Work to be completed: Once you reach the end of the data, transcribe all of it exactly.

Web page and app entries
────────

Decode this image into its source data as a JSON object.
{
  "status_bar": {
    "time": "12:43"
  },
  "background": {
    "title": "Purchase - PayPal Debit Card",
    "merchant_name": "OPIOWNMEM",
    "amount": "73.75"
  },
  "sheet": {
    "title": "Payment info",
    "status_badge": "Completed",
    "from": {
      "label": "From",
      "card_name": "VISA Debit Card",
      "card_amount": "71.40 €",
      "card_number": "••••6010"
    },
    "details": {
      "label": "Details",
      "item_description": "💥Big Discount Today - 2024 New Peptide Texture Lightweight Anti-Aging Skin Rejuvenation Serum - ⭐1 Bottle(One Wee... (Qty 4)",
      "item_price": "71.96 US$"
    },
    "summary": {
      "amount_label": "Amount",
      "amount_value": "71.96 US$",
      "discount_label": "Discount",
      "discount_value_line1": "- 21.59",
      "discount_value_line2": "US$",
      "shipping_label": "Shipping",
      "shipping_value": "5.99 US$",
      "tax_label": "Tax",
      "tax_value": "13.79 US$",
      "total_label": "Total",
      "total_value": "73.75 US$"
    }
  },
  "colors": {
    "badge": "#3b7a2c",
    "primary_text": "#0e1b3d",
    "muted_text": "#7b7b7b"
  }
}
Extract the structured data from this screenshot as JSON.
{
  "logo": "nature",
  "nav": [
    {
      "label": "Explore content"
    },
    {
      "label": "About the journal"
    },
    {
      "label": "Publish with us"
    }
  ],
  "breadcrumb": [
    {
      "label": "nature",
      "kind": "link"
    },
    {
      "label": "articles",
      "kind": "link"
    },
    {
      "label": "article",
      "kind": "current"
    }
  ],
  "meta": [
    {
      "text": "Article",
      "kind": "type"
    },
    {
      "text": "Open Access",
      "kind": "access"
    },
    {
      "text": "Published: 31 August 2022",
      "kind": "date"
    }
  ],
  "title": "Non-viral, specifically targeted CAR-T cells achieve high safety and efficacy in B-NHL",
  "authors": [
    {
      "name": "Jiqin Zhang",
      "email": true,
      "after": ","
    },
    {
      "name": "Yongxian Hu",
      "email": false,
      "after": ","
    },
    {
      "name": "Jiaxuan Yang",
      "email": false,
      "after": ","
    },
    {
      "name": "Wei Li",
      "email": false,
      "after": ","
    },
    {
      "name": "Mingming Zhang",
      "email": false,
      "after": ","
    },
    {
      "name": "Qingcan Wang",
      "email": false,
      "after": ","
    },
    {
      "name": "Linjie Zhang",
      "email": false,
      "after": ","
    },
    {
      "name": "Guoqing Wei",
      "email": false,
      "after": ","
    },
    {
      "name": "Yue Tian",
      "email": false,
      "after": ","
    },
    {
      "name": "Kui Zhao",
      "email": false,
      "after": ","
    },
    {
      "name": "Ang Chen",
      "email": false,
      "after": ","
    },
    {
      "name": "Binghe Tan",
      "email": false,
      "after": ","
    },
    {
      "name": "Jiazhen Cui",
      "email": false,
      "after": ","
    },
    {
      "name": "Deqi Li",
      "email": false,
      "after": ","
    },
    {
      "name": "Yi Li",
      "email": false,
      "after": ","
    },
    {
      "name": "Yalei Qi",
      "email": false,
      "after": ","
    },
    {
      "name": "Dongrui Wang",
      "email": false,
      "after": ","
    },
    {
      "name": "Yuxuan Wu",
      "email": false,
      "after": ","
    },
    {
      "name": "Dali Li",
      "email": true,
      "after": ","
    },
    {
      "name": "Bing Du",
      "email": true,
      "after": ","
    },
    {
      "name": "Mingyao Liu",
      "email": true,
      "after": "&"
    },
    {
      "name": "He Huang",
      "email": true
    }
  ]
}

────────

Solution to this task:
Decode this image into its source data as a JSON object.
{
  "status_bar": {
    "time": "12:43"
  },
  "background": {
    "title": "Purchase - PayPal Debit Card",
    "merchant_name": "OPIOWNMEM",
    "amount": "73.75"
  },
  "sheet": {
    "title": "Payment info",
    "status_badge": "Completed",
    "from": {
      "label": "From",
      "card_name": "VISA Debit Card",
      "card_amount": "71.40 €",
      "card_number": "••••6010"
    },
    "details": {
      "label": "Details",
      "item_description": "💥Big Discount Today - 2024 New Peptide Texture Lightweight Anti-Aging Skin Rejuvenation Serum - ⭐1 Bottle(One Wee... (Qty 4)",
      "item_price": "71.96 US$"
    },
    "summary": {
      "amount_label": "Amount",
      "amount_value": "71.96 US$",
      "discount_label": "Discount",
      "discount_value_line1": "- 21.59",
      "discount_value_line2": "US$",
      "shipping_label": "Shipping",
      "shipping_value": "5.99 US$",
      "tax_label": "Tax",
      "tax_value": "13.79 US$",
      "total_label": "Total",
      "total_value": "73.75 US$"
    }
  },
  "colors": {
    "badge": "#3b7a2c",
    "primary_text": "#0e1b3d",
    "muted_text": "#7b7b7b"
  }
}
Extract the structured data from this screenshot as JSON.
{
  "logo": "nature",
  "nav": [
    {
      "label": "Explore content"
    },
    {
      "label": "About the journal"
    },
    {
      "label": "Publish with us"
    }
  ],
  "breadcrumb": [
    {
      "label": "nature",
      "kind": "link"
    },
    {
      "label": "articles",
      "kind": "link"
    },
    {
      "label": "article",
      "kind": "current"
    }
  ],
  "meta": [
    {
      "text": "Article",
      "kind": "type"
    },
    {
      "text": "Open Access",
      "kind": "access"
    },
    {
      "text": "Published: 31 August 2022",
      "kind": "date"
    }
  ],
  "title": "Non-viral, specifically targeted CAR-T cells achieve high safety and efficacy in B-NHL",
  "authors": [
    {
      "name": "Jiqin Zhang",
      "email": true,
      "after": ","
    },
    {
      "name": "Yongxian Hu",
      "email": false,
      "after": ","
    },
    {
      "name": "Jiaxuan Yang",
      "email": false,
      "after": ","
    },
    {
      "name": "Wei Li",
      "email": false,
      "after": ","
    },
    {
      "name": "Mingming Zhang",
      "email": false,
      "after": ","
    },
    {
      "name": "Qingcan Wang",
      "email": false,
      "after": ","
    },
    {
      "name": "Linjie Zhang",
      "email": false,
      "after": ","
    },
    {
      "name": "Guoqing Wei",
      "email": false,
      "after": ","
    },
    {
      "name": "Yue Tian",
      "email": false,
      "after": ","
    },
    {
      "name": "Kui Zhao",
      "email": false,
      "after": ","
    },
    {
      "name": "Ang Chen",
      "email": false,
      "after": ","
    },
    {
      "name": "Binghe Tan",
      "email": false,
      "after": ","
    },
    {
      "name": "Jiazhen Cui",
      "email": false,
      "after": ","
    },
    {
      "name": "Deqi Li",
      "email": false,
      "after": ","
    },
    {
      "name": "Yi Li",
      "email": false,
      "after": ","
    },
    {
      "name": "Yalei Qi",
      "email": false,
      "after": ","
    },
    {
      "name": "Dongrui Wang",
      "email": false,
      "after": ","
    },
    {
      "name": "Yuxuan Wu",
      "email": false,
      "after": ","
    },
    {
      "name": "Dali Li",
      "email": true,
      "after": ","
    },
    {
      "name": "Bing Du",
      "email": true,
      "after": ","
    },
    {
      "name": "Mingyao Liu",
      "email": true,
      "after": "&"
    },
    {
      "name": "He Huang",
      "email": true
    }
  ]
}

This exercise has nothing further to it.